[Stored data entries]
+===+

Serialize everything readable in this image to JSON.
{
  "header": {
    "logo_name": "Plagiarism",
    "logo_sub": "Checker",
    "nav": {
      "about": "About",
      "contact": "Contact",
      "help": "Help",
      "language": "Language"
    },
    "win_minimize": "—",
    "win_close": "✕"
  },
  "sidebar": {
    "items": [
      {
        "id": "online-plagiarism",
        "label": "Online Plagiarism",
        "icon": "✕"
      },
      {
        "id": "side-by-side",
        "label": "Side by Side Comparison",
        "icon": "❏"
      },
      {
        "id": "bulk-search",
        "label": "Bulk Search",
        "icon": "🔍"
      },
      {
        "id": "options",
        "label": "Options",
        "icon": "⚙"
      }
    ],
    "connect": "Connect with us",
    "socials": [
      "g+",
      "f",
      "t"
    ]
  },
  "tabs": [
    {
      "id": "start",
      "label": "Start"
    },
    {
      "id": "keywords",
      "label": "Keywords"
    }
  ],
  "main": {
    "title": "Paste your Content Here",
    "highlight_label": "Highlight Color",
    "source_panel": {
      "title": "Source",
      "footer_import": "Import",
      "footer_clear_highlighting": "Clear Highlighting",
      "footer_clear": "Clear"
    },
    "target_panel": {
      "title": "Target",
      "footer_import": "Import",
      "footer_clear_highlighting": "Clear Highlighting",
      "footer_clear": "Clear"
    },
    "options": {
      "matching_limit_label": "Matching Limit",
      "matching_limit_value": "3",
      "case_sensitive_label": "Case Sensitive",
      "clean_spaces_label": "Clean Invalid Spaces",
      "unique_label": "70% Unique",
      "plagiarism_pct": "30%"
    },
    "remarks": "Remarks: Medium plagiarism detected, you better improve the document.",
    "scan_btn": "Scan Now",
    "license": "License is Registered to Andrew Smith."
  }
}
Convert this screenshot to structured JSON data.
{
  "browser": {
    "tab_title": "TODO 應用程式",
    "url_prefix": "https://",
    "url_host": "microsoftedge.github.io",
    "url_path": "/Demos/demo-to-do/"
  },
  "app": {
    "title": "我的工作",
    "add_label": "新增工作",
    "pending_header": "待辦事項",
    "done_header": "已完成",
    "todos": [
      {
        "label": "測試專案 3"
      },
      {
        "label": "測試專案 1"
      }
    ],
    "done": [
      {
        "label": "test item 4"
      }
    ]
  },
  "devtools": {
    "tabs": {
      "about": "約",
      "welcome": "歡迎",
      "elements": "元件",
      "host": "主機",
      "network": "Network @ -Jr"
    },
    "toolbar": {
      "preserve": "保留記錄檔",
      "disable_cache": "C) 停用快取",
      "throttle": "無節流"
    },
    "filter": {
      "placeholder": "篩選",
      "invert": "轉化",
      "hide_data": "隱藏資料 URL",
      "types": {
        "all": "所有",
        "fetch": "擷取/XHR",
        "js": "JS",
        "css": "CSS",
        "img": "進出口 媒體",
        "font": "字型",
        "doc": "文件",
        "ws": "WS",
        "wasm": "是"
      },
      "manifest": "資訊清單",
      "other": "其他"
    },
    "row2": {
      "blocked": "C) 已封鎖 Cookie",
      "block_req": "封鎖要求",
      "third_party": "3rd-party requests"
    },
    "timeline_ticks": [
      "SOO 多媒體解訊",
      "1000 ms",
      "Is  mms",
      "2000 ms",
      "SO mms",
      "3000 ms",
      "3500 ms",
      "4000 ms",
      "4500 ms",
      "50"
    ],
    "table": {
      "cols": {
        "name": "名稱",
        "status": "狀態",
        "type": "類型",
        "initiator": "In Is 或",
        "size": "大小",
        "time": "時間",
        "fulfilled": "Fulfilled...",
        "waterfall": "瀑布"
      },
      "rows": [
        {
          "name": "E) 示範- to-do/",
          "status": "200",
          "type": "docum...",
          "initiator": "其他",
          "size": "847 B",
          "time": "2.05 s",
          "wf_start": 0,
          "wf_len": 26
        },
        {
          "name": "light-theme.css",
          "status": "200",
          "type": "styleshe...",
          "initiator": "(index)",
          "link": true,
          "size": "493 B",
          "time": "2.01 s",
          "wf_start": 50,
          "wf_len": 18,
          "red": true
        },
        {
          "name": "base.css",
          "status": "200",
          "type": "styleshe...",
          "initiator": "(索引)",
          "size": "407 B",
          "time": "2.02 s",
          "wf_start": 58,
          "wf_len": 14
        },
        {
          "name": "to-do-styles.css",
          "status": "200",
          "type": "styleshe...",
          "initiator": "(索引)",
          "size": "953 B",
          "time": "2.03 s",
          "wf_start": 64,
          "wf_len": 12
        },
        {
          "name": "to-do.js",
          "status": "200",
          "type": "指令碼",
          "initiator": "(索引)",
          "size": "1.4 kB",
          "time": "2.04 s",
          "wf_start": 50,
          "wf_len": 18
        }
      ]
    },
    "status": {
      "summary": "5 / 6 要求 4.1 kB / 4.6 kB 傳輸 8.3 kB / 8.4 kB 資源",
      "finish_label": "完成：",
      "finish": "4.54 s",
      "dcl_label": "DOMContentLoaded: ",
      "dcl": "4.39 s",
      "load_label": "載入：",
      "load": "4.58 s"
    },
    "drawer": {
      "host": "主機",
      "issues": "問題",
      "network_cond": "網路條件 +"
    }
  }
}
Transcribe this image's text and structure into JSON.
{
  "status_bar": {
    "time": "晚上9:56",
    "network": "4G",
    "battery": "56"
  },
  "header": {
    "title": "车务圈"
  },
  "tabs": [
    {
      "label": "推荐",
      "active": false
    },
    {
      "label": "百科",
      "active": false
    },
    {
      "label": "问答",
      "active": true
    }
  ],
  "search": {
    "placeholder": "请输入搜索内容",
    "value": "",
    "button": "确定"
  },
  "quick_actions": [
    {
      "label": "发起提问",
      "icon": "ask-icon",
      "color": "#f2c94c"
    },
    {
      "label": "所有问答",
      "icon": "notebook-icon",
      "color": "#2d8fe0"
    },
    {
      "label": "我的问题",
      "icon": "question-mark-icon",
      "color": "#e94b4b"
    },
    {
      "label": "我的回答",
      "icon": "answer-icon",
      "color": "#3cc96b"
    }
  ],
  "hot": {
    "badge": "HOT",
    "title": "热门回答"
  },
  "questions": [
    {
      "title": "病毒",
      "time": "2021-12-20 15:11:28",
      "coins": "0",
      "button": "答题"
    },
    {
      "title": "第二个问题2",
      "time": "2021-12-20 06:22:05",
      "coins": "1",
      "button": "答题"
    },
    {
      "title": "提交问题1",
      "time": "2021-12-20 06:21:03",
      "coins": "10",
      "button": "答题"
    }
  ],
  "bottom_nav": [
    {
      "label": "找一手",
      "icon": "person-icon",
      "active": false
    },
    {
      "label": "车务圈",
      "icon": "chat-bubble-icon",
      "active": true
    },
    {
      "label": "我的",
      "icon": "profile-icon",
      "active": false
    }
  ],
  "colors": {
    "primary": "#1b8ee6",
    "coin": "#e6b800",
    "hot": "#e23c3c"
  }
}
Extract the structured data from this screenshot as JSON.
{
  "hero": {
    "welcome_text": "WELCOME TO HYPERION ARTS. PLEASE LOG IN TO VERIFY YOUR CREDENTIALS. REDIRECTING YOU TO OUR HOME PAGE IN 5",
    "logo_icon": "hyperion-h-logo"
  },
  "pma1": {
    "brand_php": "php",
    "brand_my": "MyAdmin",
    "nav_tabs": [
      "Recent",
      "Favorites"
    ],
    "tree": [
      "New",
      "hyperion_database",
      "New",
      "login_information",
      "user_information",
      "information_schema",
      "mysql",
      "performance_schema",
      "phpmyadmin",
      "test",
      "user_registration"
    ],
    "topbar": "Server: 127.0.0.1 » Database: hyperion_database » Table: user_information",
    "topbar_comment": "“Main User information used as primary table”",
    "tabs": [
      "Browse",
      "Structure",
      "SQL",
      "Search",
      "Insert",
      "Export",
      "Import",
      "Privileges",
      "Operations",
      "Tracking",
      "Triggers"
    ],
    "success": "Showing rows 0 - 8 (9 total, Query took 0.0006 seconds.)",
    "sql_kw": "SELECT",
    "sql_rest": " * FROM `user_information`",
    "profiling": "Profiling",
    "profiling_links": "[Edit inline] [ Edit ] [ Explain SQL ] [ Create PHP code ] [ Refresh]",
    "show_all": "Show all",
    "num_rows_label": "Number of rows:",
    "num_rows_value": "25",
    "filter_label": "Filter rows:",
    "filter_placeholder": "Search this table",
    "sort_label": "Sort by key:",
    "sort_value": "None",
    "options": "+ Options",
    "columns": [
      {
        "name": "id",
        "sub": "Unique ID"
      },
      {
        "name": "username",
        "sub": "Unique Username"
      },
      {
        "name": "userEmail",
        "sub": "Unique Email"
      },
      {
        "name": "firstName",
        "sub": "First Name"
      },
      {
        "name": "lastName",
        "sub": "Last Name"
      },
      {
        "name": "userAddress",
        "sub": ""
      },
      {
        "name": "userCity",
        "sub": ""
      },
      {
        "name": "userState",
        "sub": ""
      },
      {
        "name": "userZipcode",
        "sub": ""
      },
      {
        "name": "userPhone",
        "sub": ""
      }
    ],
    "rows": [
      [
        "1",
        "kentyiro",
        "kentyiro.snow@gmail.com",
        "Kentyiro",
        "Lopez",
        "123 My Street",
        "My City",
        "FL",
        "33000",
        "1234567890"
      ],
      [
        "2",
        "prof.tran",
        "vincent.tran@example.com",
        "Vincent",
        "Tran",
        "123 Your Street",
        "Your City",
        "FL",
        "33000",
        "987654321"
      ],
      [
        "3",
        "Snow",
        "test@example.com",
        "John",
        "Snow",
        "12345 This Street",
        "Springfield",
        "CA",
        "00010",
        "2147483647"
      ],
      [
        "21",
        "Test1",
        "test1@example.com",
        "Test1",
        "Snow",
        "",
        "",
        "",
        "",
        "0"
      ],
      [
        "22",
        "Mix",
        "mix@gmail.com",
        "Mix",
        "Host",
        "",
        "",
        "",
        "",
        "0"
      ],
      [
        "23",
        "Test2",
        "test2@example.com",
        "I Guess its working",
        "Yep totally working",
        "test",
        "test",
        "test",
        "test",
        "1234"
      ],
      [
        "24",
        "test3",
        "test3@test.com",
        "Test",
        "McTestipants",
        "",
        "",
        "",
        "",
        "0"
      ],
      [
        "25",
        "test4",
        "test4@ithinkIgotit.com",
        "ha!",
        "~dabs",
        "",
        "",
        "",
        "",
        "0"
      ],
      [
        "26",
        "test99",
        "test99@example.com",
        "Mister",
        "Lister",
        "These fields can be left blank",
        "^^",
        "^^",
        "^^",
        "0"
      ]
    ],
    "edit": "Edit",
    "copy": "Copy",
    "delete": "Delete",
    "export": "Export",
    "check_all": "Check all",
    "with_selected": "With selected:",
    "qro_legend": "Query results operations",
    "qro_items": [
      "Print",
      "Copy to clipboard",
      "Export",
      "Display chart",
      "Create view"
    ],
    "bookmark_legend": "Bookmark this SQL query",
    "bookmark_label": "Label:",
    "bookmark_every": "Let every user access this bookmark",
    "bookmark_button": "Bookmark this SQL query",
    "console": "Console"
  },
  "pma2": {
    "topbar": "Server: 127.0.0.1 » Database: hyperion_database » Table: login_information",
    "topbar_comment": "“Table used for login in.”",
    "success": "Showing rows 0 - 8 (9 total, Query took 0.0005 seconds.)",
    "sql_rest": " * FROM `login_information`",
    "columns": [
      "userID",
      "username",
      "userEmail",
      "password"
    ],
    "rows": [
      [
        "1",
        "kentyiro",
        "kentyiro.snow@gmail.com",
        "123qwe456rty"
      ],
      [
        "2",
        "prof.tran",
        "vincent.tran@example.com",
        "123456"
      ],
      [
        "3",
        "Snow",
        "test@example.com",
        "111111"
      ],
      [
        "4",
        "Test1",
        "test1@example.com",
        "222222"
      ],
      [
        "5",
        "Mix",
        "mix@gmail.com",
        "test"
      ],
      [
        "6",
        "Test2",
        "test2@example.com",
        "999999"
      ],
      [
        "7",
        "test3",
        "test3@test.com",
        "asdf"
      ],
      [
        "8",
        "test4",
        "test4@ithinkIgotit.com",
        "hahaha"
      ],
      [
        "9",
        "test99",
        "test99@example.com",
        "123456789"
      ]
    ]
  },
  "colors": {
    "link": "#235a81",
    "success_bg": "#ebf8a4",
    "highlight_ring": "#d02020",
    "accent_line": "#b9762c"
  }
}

+===+

Look for the word "true" and return every line where it occurs.

          "link": true,
          "red": true
      "active": true
      "active": true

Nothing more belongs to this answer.